## Task details:
Pictures do not belong in your copy. Repeat all the other data exactly.

## Entries provided:
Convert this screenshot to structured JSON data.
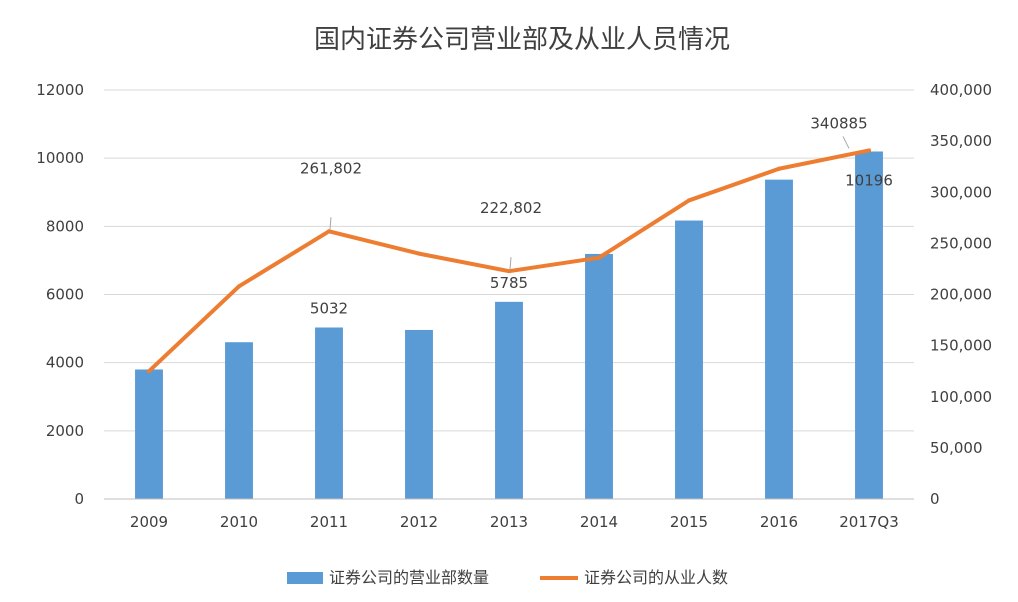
{
  "chart_data": {
    "type": "bar+line",
    "title": "国内证券公司营业部及从业人员情况",
    "categories": [
      "2009",
      "2010",
      "2011",
      "2012",
      "2013",
      "2014",
      "2015",
      "2016",
      "2017Q3"
    ],
    "series": [
      {
        "name": "证券公司的营业部数量",
        "type": "bar",
        "axis": "left",
        "color": "#5B9BD5",
        "values": [
          3800,
          4600,
          5032,
          4960,
          5785,
          7190,
          8170,
          9370,
          10196
        ]
      },
      {
        "name": "证券公司的从业人数",
        "type": "line",
        "axis": "right",
        "color": "#ED7D31",
        "values": [
          125000,
          208000,
          261802,
          240000,
          222802,
          236000,
          292000,
          323000,
          340885
        ]
      }
    ],
    "y_left": {
      "ylim": [
        0,
        12000
      ],
      "ticks": [
        "0",
        "2000",
        "4000",
        "6000",
        "8000",
        "10000",
        "12000"
      ]
    },
    "y_right": {
      "ylim": [
        0,
        400000
      ],
      "ticks": [
        "0",
        "50,000",
        "100,000",
        "150,000",
        "200,000",
        "250,000",
        "300,000",
        "350,000",
        "400,000"
      ]
    },
    "data_labels": [
      {
        "series": 0,
        "index": 2,
        "text": "5032"
      },
      {
        "series": 0,
        "index": 4,
        "text": "5785"
      },
      {
        "series": 0,
        "index": 8,
        "text": "10196"
      },
      {
        "series": 1,
        "index": 2,
        "text": "261,802"
      },
      {
        "series": 1,
        "index": 4,
        "text": "222,802"
      },
      {
        "series": 1,
        "index": 8,
        "text": "340885"
      }
    ],
    "grid": true,
    "legend_position": "bottom"
  }
}
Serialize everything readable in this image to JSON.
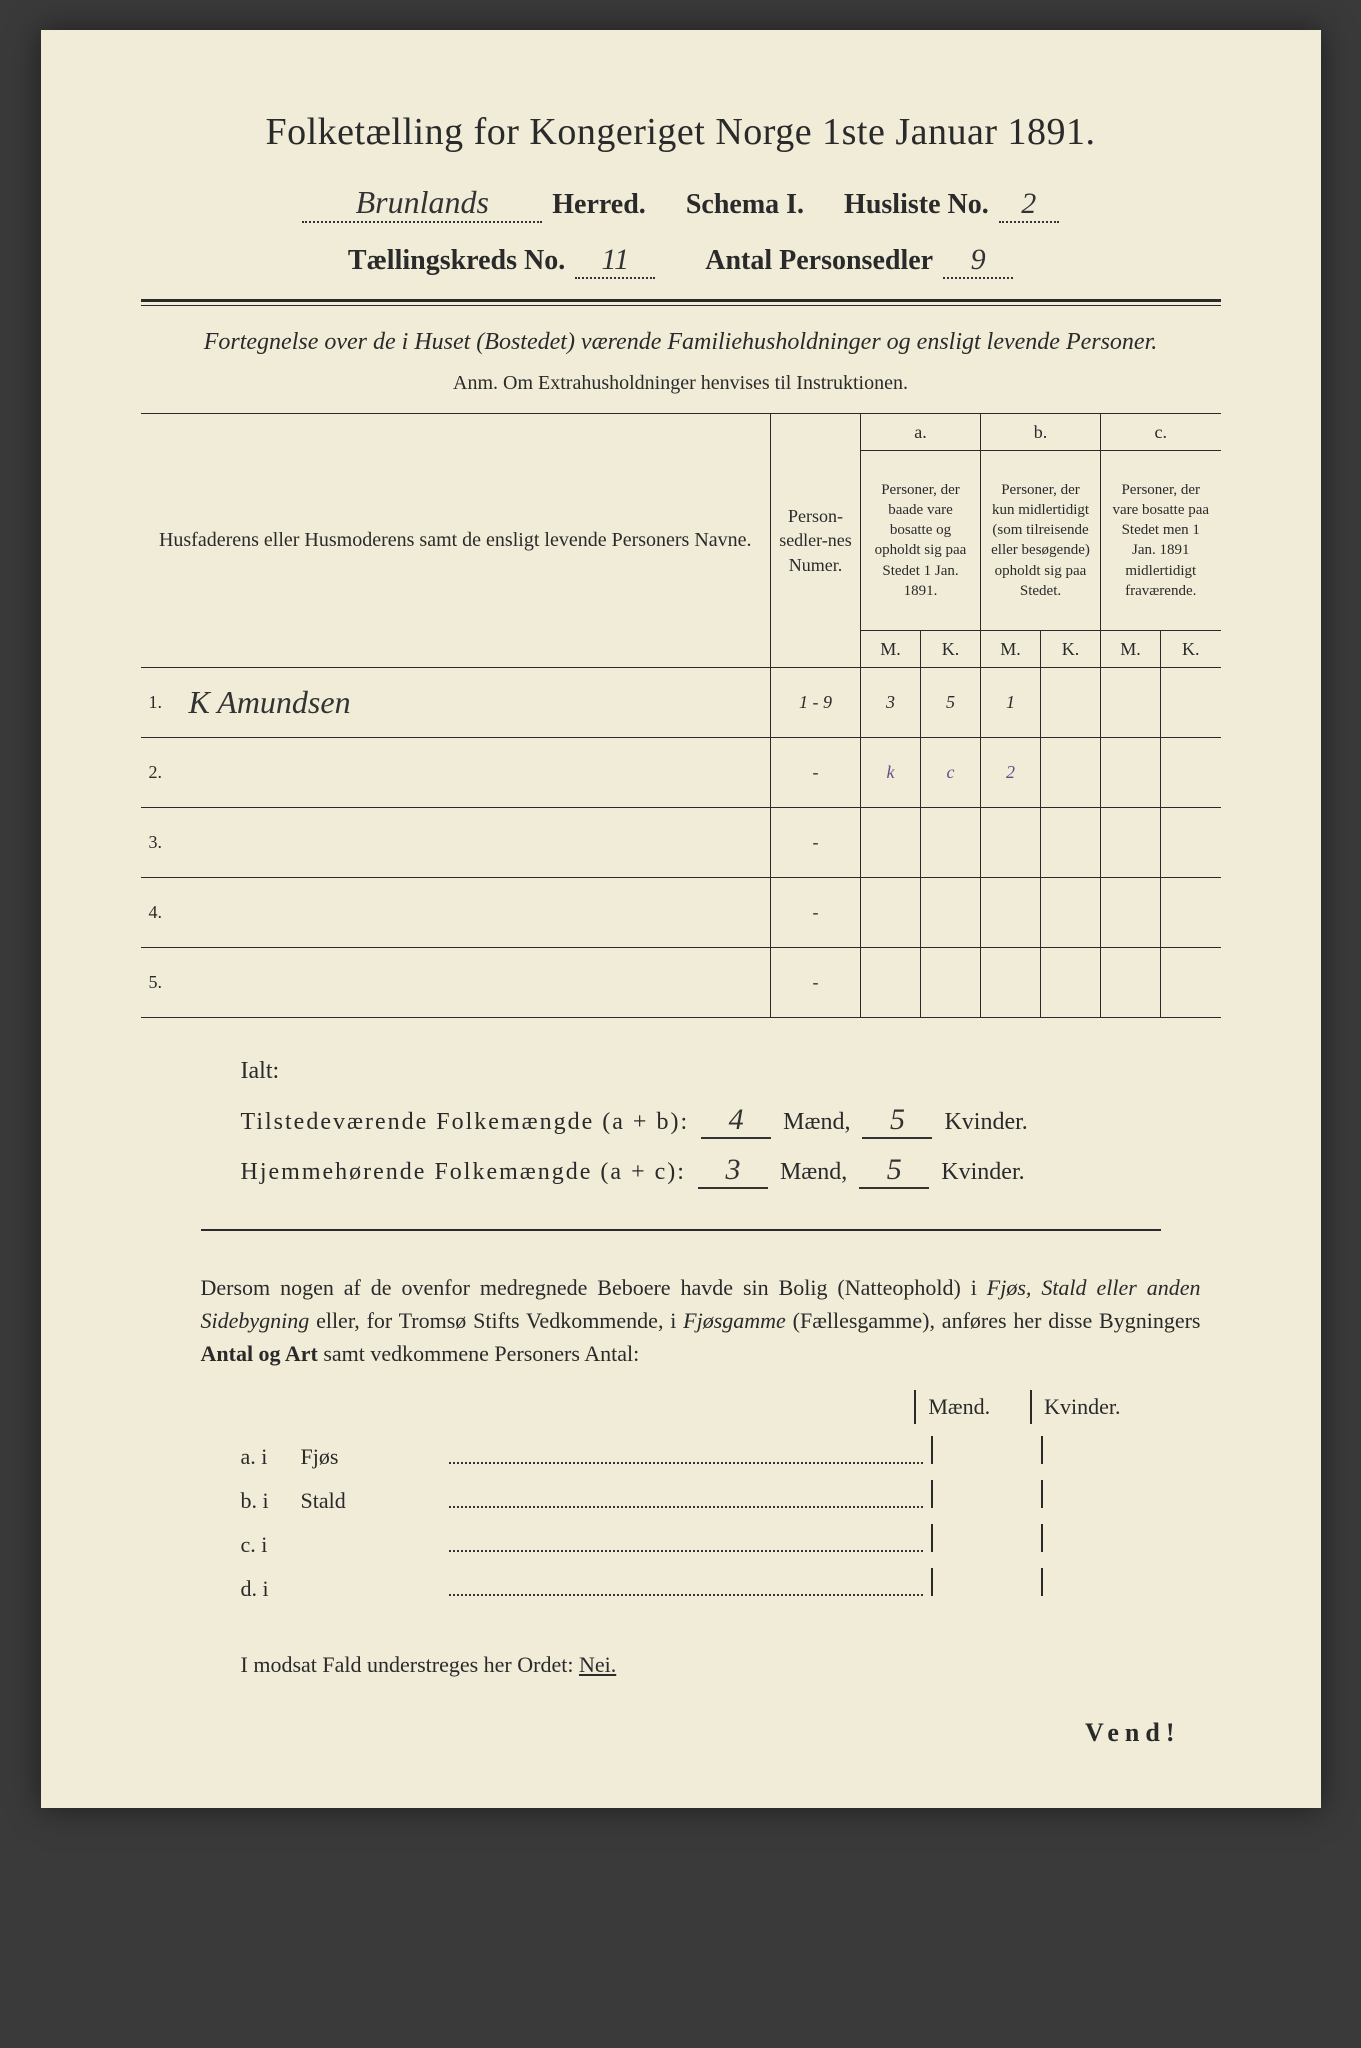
{
  "document": {
    "title": "Folketælling for Kongeriget Norge 1ste Januar 1891.",
    "header": {
      "herred_value": "Brunlands",
      "herred_label": "Herred.",
      "schema_label": "Schema I.",
      "husliste_label": "Husliste No.",
      "husliste_value": "2",
      "kreds_label": "Tællingskreds No.",
      "kreds_value": "11",
      "personsedler_label": "Antal Personsedler",
      "personsedler_value": "9"
    },
    "subtitle": "Fortegnelse over de i Huset (Bostedet) værende Familiehusholdninger og ensligt levende Personer.",
    "anm": "Anm. Om Extrahusholdninger henvises til Instruktionen.",
    "table": {
      "col1": "Husfaderens eller Husmoderens samt de ensligt levende Personers Navne.",
      "col2": "Person-sedler-nes Numer.",
      "col_a_top": "a.",
      "col_a": "Personer, der baade vare bosatte og opholdt sig paa Stedet 1 Jan. 1891.",
      "col_b_top": "b.",
      "col_b": "Personer, der kun midlertidigt (som tilreisende eller besøgende) opholdt sig paa Stedet.",
      "col_c_top": "c.",
      "col_c": "Personer, der vare bosatte paa Stedet men 1 Jan. 1891 midlertidigt fraværende.",
      "m": "M.",
      "k": "K.",
      "rows": [
        {
          "num": "1.",
          "name": "K Amundsen",
          "sedler": "1 - 9",
          "a_m": "3",
          "a_k": "5",
          "b_m": "1",
          "b_k": "",
          "c_m": "",
          "c_k": ""
        },
        {
          "num": "2.",
          "name": "",
          "sedler": "-",
          "a_m": "k",
          "a_k": "c",
          "b_m": "2",
          "b_k": "",
          "c_m": "",
          "c_k": ""
        },
        {
          "num": "3.",
          "name": "",
          "sedler": "-",
          "a_m": "",
          "a_k": "",
          "b_m": "",
          "b_k": "",
          "c_m": "",
          "c_k": ""
        },
        {
          "num": "4.",
          "name": "",
          "sedler": "-",
          "a_m": "",
          "a_k": "",
          "b_m": "",
          "b_k": "",
          "c_m": "",
          "c_k": ""
        },
        {
          "num": "5.",
          "name": "",
          "sedler": "-",
          "a_m": "",
          "a_k": "",
          "b_m": "",
          "b_k": "",
          "c_m": "",
          "c_k": ""
        }
      ]
    },
    "ialt": {
      "label": "Ialt:",
      "row1_label": "Tilstedeværende Folkemængde (a + b):",
      "row1_m": "4",
      "row1_k": "5",
      "row2_label": "Hjemmehørende Folkemængde (a + c):",
      "row2_m": "3",
      "row2_k": "5",
      "maend": "Mænd,",
      "kvinder": "Kvinder."
    },
    "paragraph": "Dersom nogen af de ovenfor medregnede Beboere havde sin Bolig (Natteophold) i Fjøs, Stald eller anden Sidebygning eller, for Tromsø Stifts Vedkommende, i Fjøsgamme (Fællesgamme), anføres her disse Bygningers Antal og Art samt vedkommene Personers Antal:",
    "buildings": {
      "maend": "Mænd.",
      "kvinder": "Kvinder.",
      "rows": [
        {
          "label": "a. i",
          "name": "Fjøs"
        },
        {
          "label": "b. i",
          "name": "Stald"
        },
        {
          "label": "c. i",
          "name": ""
        },
        {
          "label": "d. i",
          "name": ""
        }
      ]
    },
    "bottom": "I modsat Fald understreges her Ordet:",
    "nei": "Nei.",
    "vend": "Vend!"
  },
  "colors": {
    "paper": "#f0ecd8",
    "ink": "#2a2a2a",
    "handwriting": "#333333",
    "purple_ink": "#6a4a8a",
    "background": "#3a3a3a"
  },
  "typography": {
    "title_fontsize": 38,
    "header_fontsize": 28,
    "body_fontsize": 22,
    "table_fontsize": 18,
    "font_family_print": "Georgia, Times New Roman, serif",
    "font_family_script": "Brush Script MT, cursive"
  }
}
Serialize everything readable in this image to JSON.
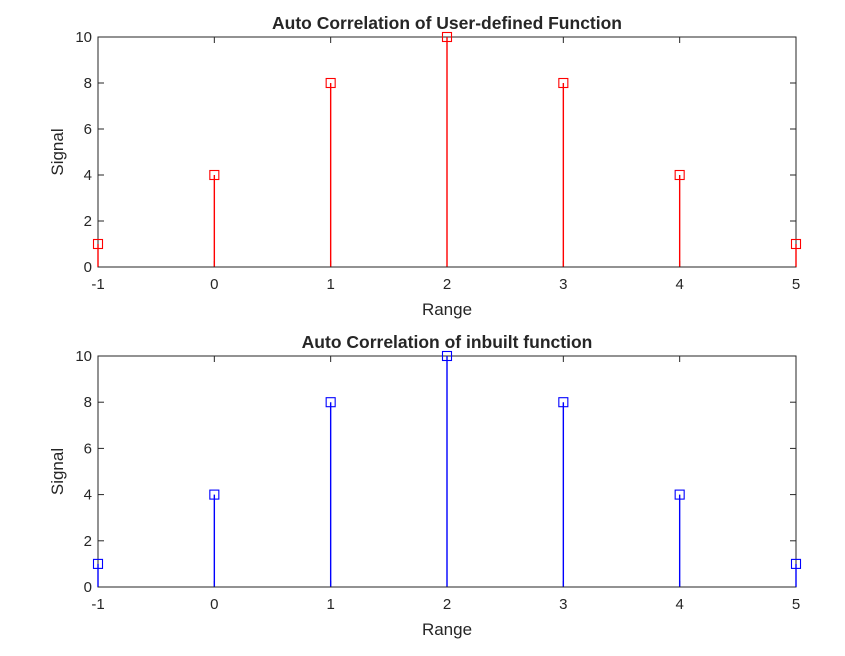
{
  "chart_data": [
    {
      "type": "stem",
      "title": "Auto Correlation of User-defined Function",
      "xlabel": "Range",
      "ylabel": "Signal",
      "xlim": [
        -1,
        5
      ],
      "ylim": [
        0,
        10
      ],
      "xticks": [
        "-1",
        "0",
        "1",
        "2",
        "3",
        "4",
        "5"
      ],
      "yticks": [
        "0",
        "2",
        "4",
        "6",
        "8",
        "10"
      ],
      "grid": false,
      "marker": "square",
      "color": "#ff0000",
      "x": [
        -1,
        0,
        1,
        2,
        3,
        4,
        5
      ],
      "y": [
        1,
        4,
        8,
        10,
        8,
        4,
        1
      ]
    },
    {
      "type": "stem",
      "title": "Auto Correlation of inbuilt function",
      "xlabel": "Range",
      "ylabel": "Signal",
      "xlim": [
        -1,
        5
      ],
      "ylim": [
        0,
        10
      ],
      "xticks": [
        "-1",
        "0",
        "1",
        "2",
        "3",
        "4",
        "5"
      ],
      "yticks": [
        "0",
        "2",
        "4",
        "6",
        "8",
        "10"
      ],
      "grid": false,
      "marker": "square",
      "color": "#0000ff",
      "x": [
        -1,
        0,
        1,
        2,
        3,
        4,
        5
      ],
      "y": [
        1,
        4,
        8,
        10,
        8,
        4,
        1
      ]
    }
  ]
}
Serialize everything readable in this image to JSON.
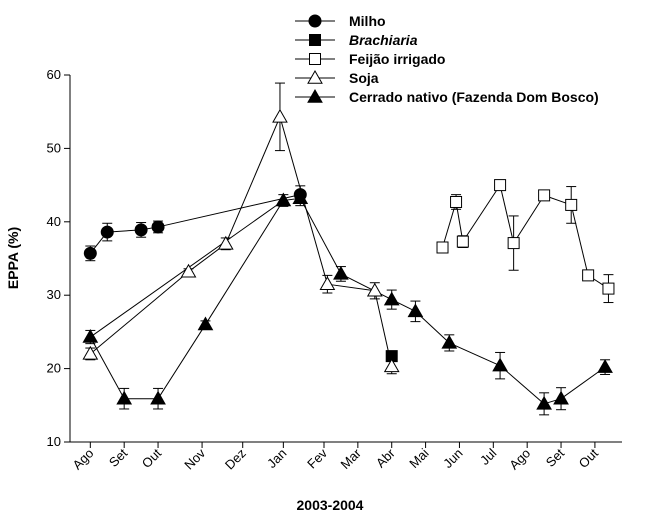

## Full response:
Convert this screenshot to structured JSON data.
{
  "chart_data": {
    "type": "bar+line",
    "title": "国内证券公司营业部及从业人员情况",
    "categories": [
      "2009",
      "2010",
      "2011",
      "2012",
      "2013",
      "2014",
      "2015",
      "2016",
      "2017Q3"
    ],
    "series": [
      {
        "name": "证券公司的营业部数量",
        "type": "bar",
        "axis": "left",
        "color": "#5B9BD5",
        "values": [
          3800,
          4600,
          5032,
          4960,
          5785,
          7190,
          8170,
          9370,
          10196
        ]
      },
      {
        "name": "证券公司的从业人数",
        "type": "line",
        "axis": "right",
        "color": "#ED7D31",
        "values": [
          125000,
          208000,
          261802,
          240000,
          222802,
          236000,
          292000,
          323000,
          340885
        ]
      }
    ],
    "y_left": {
      "ylim": [
        0,
        12000
      ],
      "ticks": [
        "0",
        "2000",
        "4000",
        "6000",
        "8000",
        "10000",
        "12000"
      ]
    },
    "y_right": {
      "ylim": [
        0,
        400000
      ],
      "ticks": [
        "0",
        "50,000",
        "100,000",
        "150,000",
        "200,000",
        "250,000",
        "300,000",
        "350,000",
        "400,000"
      ]
    },
    "data_labels": [
      {
        "series": 0,
        "index": 2,
        "text": "5032"
      },
      {
        "series": 0,
        "index": 4,
        "text": "5785"
      },
      {
        "series": 0,
        "index": 8,
        "text": "10196"
      },
      {
        "series": 1,
        "index": 2,
        "text": "261,802"
      },
      {
        "series": 1,
        "index": 4,
        "text": "222,802"
      },
      {
        "series": 1,
        "index": 8,
        "text": "340885"
      }
    ],
    "grid": true,
    "legend_position": "bottom"
  }
}
Serialize everything readable in this image to JSON.
{
  "document": {
    "title": "Folketælling for Kongeriget Norge 1ste Januar 1891.",
    "header": {
      "herred_value": "Brunlands",
      "herred_label": "Herred.",
      "schema_label": "Schema I.",
      "husliste_label": "Husliste No.",
      "husliste_value": "2",
      "kreds_label": "Tællingskreds No.",
      "kreds_value": "11",
      "personsedler_label": "Antal Personsedler",
      "personsedler_value": "9"
    },
    "subtitle": "Fortegnelse over de i Huset (Bostedet) værende Familiehusholdninger og ensligt levende Personer.",
    "anm": "Anm. Om Extrahusholdninger henvises til Instruktionen.",
    "table": {
      "col1": "Husfaderens eller Husmoderens samt de ensligt levende Personers Navne.",
      "col2": "Person-sedler-nes Numer.",
      "col_a_top": "a.",
      "col_a": "Personer, der baade vare bosatte og opholdt sig paa Stedet 1 Jan. 1891.",
      "col_b_top": "b.",
      "col_b": "Personer, der kun midlertidigt (som tilreisende eller besøgende) opholdt sig paa Stedet.",
      "col_c_top": "c.",
      "col_c": "Personer, der vare bosatte paa Stedet men 1 Jan. 1891 midlertidigt fraværende.",
      "m": "M.",
      "k": "K.",
      "rows": [
        {
          "num": "1.",
          "name": "K Amundsen",
          "sedler": "1 - 9",
          "a_m": "3",
          "a_k": "5",
          "b_m": "1",
          "b_k": "",
          "c_m": "",
          "c_k": ""
        },
        {
          "num": "2.",
          "name": "",
          "sedler": "-",
          "a_m": "k",
          "a_k": "c",
          "b_m": "2",
          "b_k": "",
          "c_m": "",
          "c_k": ""
        },
        {
          "num": "3.",
          "name": "",
          "sedler": "-",
          "a_m": "",
          "a_k": "",
          "b_m": "",
          "b_k": "",
          "c_m": "",
          "c_k": ""
        },
        {
          "num": "4.",
          "name": "",
          "sedler": "-",
          "a_m": "",
          "a_k": "",
          "b_m": "",
          "b_k": "",
          "c_m": "",
          "c_k": ""
        },
        {
          "num": "5.",
          "name": "",
          "sedler": "-",
          "a_m": "",
          "a_k": "",
          "b_m": "",
          "b_k": "",
          "c_m": "",
          "c_k": ""
        }
      ]
    },
    "ialt": {
      "label": "Ialt:",
      "row1_label": "Tilstedeværende Folkemængde (a + b):",
      "row1_m": "4",
      "row1_k": "5",
      "row2_label": "Hjemmehørende Folkemængde (a + c):",
      "row2_m": "3",
      "row2_k": "5",
      "maend": "Mænd,",
      "kvinder": "Kvinder."
    },
    "paragraph": "Dersom nogen af de ovenfor medregnede Beboere havde sin Bolig (Natteophold) i Fjøs, Stald eller anden Sidebygning eller, for Tromsø Stifts Vedkommende, i Fjøsgamme (Fællesgamme), anføres her disse Bygningers Antal og Art samt vedkommene Personers Antal:",
    "buildings": {
      "maend": "Mænd.",
      "kvinder": "Kvinder.",
      "rows": [
        {
          "label": "a. i",
          "name": "Fjøs"
        },
        {
          "label": "b. i",
          "name": "Stald"
        },
        {
          "label": "c. i",
          "name": ""
        },
        {
          "label": "d. i",
          "name": ""
        }
      ]
    },
    "bottom": "I modsat Fald understreges her Ordet:",
    "nei": "Nei.",
    "vend": "Vend!"
  },
  "colors": {
    "paper": "#f0ecd8",
    "ink": "#2a2a2a",
    "handwriting": "#333333",
    "purple_ink": "#6a4a8a",
    "background": "#3a3a3a"
  },
  "typography": {
    "title_fontsize": 38,
    "header_fontsize": 28,
    "body_fontsize": 22,
    "table_fontsize": 18,
    "font_family_print": "Georgia, Times New Roman, serif",
    "font_family_script": "Brush Script MT, cursive"
  }
}
Serialize everything readable in this image to JSON.
{
  "chart_data": [
    {
      "type": "stem",
      "title": "Auto Correlation of User-defined Function",
      "xlabel": "Range",
      "ylabel": "Signal",
      "xlim": [
        -1,
        5
      ],
      "ylim": [
        0,
        10
      ],
      "xticks": [
        "-1",
        "0",
        "1",
        "2",
        "3",
        "4",
        "5"
      ],
      "yticks": [
        "0",
        "2",
        "4",
        "6",
        "8",
        "10"
      ],
      "grid": false,
      "marker": "square",
      "color": "#ff0000",
      "x": [
        -1,
        0,
        1,
        2,
        3,
        4,
        5
      ],
      "y": [
        1,
        4,
        8,
        10,
        8,
        4,
        1
      ]
    },
    {
      "type": "stem",
      "title": "Auto Correlation of inbuilt function",
      "xlabel": "Range",
      "ylabel": "Signal",
      "xlim": [
        -1,
        5
      ],
      "ylim": [
        0,
        10
      ],
      "xticks": [
        "-1",
        "0",
        "1",
        "2",
        "3",
        "4",
        "5"
      ],
      "yticks": [
        "0",
        "2",
        "4",
        "6",
        "8",
        "10"
      ],
      "grid": false,
      "marker": "square",
      "color": "#0000ff",
      "x": [
        -1,
        0,
        1,
        2,
        3,
        4,
        5
      ],
      "y": [
        1,
        4,
        8,
        10,
        8,
        4,
        1
      ]
    }
  ]
}
Serialize everything readable in this image to JSON.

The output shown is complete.